Requirement: Copy the data below without any change, starting with its first line and going on through the line containing "paragraph: объема поступлений от".

Extracted information:

## Start

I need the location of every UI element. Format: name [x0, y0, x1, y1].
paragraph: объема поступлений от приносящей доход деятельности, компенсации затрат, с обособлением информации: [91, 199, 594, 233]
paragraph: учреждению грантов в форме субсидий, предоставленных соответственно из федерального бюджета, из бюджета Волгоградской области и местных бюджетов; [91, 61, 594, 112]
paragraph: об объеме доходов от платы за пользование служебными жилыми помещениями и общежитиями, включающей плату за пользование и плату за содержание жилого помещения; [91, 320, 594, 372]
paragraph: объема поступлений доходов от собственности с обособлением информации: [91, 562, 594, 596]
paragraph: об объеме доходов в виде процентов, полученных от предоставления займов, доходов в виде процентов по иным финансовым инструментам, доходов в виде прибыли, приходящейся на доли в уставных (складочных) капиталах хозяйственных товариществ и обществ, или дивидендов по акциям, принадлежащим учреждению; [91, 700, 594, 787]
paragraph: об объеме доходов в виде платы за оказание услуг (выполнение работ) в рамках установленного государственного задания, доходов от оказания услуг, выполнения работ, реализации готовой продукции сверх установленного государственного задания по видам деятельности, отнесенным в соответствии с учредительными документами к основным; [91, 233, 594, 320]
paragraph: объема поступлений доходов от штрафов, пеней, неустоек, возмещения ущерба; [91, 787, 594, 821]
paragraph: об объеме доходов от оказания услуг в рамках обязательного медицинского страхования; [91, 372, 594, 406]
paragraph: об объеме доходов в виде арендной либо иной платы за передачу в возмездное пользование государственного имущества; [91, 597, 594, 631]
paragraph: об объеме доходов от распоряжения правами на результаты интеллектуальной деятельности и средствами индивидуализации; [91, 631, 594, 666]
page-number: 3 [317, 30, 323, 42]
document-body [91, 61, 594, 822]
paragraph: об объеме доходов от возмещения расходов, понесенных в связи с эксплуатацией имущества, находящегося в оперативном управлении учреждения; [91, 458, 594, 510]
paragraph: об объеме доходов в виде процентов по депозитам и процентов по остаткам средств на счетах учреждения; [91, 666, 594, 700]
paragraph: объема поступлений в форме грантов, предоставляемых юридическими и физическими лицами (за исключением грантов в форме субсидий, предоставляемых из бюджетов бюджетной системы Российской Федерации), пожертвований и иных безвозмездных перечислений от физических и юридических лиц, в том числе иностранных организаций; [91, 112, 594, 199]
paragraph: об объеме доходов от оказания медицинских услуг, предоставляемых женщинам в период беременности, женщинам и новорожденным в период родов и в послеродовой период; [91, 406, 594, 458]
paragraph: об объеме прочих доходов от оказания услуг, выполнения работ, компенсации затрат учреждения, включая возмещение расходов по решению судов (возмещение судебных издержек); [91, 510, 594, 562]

## End

Reply:
I need the location of every UI element. Format: name [x0, y0, x1, y1].
paragraph: объема поступлений от приносящей доход деятельности, компенсации затрат, с обособлением информации: [91, 199, 594, 233]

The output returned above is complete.